▸ What you are asked to do
From the entries below, copy every line that holds the word "color".

>> start

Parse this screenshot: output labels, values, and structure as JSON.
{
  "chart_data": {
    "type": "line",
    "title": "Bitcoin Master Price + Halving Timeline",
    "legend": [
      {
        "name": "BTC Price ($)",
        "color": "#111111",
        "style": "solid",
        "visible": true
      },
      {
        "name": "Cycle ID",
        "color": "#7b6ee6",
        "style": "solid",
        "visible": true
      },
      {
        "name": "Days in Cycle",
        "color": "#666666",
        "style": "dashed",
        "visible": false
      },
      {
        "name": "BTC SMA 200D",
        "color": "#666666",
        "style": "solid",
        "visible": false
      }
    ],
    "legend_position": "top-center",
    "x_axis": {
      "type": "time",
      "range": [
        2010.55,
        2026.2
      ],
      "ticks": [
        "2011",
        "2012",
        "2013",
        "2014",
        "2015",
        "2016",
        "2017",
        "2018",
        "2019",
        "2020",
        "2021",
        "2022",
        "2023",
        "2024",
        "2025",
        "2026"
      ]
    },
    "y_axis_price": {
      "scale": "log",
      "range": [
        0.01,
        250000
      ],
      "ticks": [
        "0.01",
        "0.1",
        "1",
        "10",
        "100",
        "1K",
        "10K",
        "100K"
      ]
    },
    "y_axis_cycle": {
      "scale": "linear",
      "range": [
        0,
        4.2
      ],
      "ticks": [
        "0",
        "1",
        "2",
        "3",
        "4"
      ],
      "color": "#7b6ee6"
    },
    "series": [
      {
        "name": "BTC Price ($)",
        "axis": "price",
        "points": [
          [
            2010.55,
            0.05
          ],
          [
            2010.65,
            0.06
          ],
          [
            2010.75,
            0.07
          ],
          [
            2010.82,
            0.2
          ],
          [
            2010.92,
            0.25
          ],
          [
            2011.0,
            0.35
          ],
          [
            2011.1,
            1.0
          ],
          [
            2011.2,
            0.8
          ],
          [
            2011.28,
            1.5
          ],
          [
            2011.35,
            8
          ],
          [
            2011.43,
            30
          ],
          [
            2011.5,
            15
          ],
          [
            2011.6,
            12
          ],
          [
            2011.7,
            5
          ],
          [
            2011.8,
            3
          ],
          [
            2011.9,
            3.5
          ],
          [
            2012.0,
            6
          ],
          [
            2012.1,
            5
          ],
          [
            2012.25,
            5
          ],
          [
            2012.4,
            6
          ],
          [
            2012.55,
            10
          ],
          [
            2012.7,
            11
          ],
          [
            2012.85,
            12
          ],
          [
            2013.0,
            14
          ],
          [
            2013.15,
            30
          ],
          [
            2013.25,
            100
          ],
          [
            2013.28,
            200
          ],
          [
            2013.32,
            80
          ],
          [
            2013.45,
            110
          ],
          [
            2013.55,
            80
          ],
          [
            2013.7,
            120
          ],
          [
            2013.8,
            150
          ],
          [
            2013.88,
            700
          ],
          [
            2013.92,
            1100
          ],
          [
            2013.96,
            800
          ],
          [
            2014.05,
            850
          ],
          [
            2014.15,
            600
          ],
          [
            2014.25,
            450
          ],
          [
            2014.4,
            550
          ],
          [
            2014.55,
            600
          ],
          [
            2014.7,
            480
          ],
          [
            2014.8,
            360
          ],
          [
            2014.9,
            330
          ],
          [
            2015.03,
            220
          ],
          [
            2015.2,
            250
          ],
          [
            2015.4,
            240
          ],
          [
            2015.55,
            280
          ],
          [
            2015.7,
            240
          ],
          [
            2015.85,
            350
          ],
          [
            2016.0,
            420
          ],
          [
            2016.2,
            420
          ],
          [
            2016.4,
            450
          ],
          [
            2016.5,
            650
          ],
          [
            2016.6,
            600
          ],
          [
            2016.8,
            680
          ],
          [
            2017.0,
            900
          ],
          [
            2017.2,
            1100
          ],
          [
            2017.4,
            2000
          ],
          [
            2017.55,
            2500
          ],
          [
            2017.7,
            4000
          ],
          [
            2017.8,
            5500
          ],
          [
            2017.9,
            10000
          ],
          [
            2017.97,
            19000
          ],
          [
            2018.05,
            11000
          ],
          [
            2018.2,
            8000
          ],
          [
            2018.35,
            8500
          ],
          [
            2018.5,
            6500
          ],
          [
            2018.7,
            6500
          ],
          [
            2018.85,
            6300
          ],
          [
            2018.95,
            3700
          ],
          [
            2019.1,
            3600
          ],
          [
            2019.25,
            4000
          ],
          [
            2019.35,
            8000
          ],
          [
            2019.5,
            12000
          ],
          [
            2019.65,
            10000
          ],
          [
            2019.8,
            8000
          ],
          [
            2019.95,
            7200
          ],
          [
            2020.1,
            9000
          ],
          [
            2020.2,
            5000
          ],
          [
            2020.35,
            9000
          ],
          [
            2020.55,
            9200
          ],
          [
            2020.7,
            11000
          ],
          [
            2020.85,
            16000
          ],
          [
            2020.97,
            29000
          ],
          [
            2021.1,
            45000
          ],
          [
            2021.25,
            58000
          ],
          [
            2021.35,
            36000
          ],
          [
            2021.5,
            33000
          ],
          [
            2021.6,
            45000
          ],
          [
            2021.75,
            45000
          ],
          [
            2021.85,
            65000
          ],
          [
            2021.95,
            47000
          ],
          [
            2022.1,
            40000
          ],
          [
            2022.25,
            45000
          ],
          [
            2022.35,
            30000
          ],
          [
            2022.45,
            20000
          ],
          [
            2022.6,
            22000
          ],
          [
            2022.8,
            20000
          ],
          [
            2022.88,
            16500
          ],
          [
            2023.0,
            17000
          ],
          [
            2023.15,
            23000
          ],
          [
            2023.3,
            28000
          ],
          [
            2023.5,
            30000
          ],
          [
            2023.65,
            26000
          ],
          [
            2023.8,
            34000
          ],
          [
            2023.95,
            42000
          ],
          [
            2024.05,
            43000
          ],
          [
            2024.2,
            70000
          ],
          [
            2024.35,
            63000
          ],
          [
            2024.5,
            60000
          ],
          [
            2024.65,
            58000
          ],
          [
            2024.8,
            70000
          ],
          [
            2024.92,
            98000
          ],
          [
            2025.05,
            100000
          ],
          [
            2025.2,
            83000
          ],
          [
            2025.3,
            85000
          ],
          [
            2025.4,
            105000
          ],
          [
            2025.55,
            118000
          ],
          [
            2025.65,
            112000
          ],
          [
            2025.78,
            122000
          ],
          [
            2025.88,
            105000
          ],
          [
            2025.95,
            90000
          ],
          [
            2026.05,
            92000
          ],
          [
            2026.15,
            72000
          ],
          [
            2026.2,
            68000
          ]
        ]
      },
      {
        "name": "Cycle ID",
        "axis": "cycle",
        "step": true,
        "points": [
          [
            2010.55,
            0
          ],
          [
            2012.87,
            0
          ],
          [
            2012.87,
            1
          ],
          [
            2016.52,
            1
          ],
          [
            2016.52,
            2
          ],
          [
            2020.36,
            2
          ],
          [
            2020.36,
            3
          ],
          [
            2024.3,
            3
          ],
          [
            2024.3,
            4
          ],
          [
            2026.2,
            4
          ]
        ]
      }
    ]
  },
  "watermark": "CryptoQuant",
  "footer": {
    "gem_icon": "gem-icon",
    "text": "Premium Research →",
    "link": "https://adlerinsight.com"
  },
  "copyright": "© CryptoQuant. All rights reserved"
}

>> end

▸ Solution for this problem
        "color": "#111111",
        "color": "#7b6ee6",
        "color": "#666666",
        "color": "#666666",
      "color": "#7b6ee6"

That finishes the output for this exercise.